Collected data
"""

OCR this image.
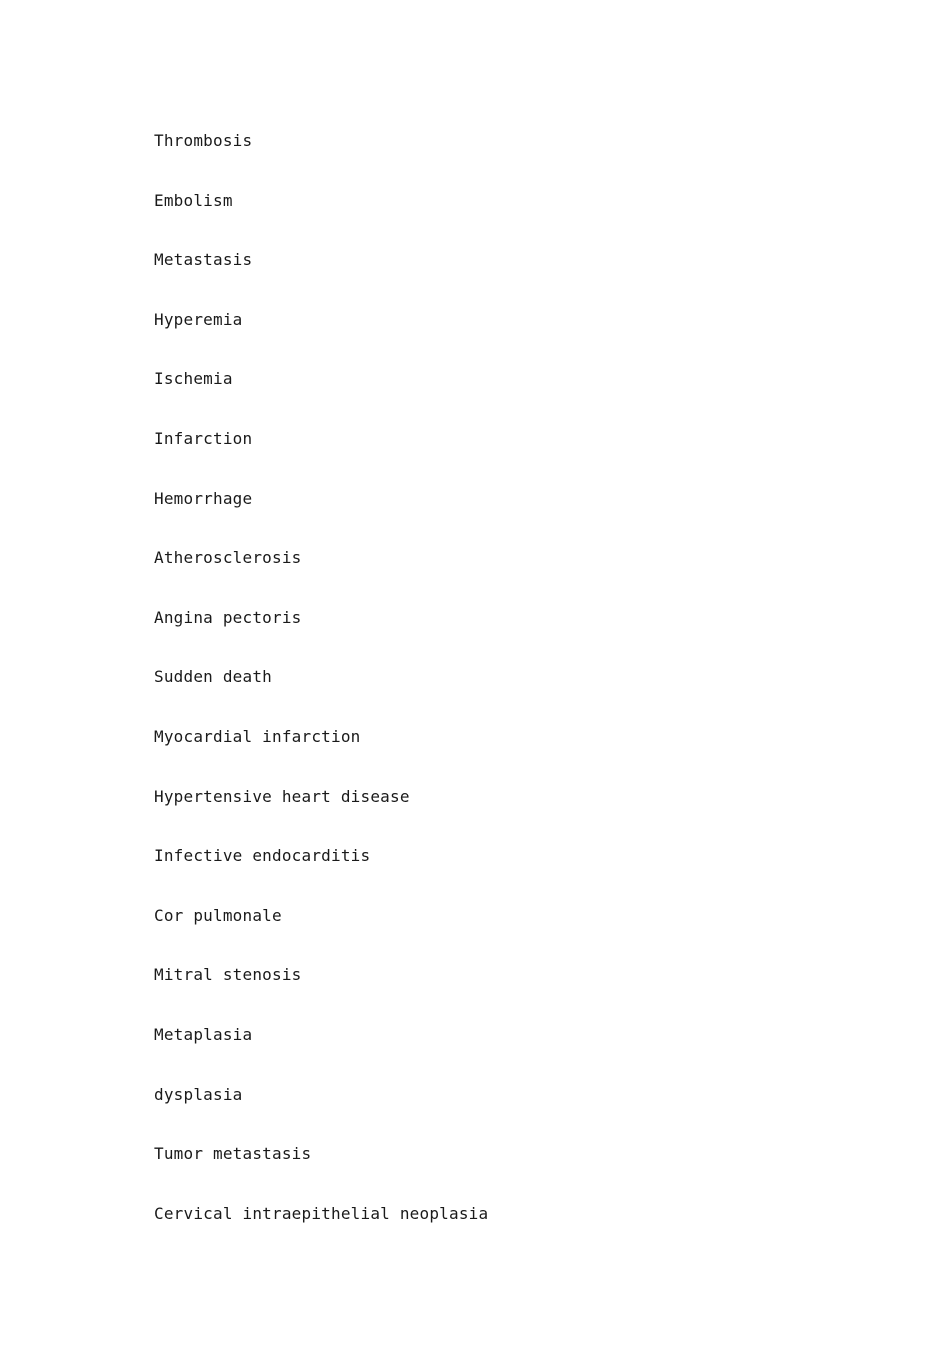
Thrombosis
Embolism
Metastasis
Hyperemia
Ischemia
Infarction
Hemorrhage
Atherosclerosis
Angina pectoris
Sudden death
Myocardial infarction
Hypertensive heart disease
Infective endocarditis
Cor pulmonale
Mitral stenosis
Metaplasia
dysplasia
Tumor metastasis
Cervical intraepithelial neoplasia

"""

ACTIVITY: Repeat every line above exactly, minus the pictures.

EXERCISE OUTPUT:
OCR this image.
Thrombosis
Embolism
Metastasis
Hyperemia
Ischemia
Infarction
Hemorrhage
Atherosclerosis
Angina pectoris
Sudden death
Myocardial infarction
Hypertensive heart disease
Infective endocarditis
Cor pulmonale
Mitral stenosis
Metaplasia
dysplasia
Tumor metastasis
Cervical intraepithelial neoplasia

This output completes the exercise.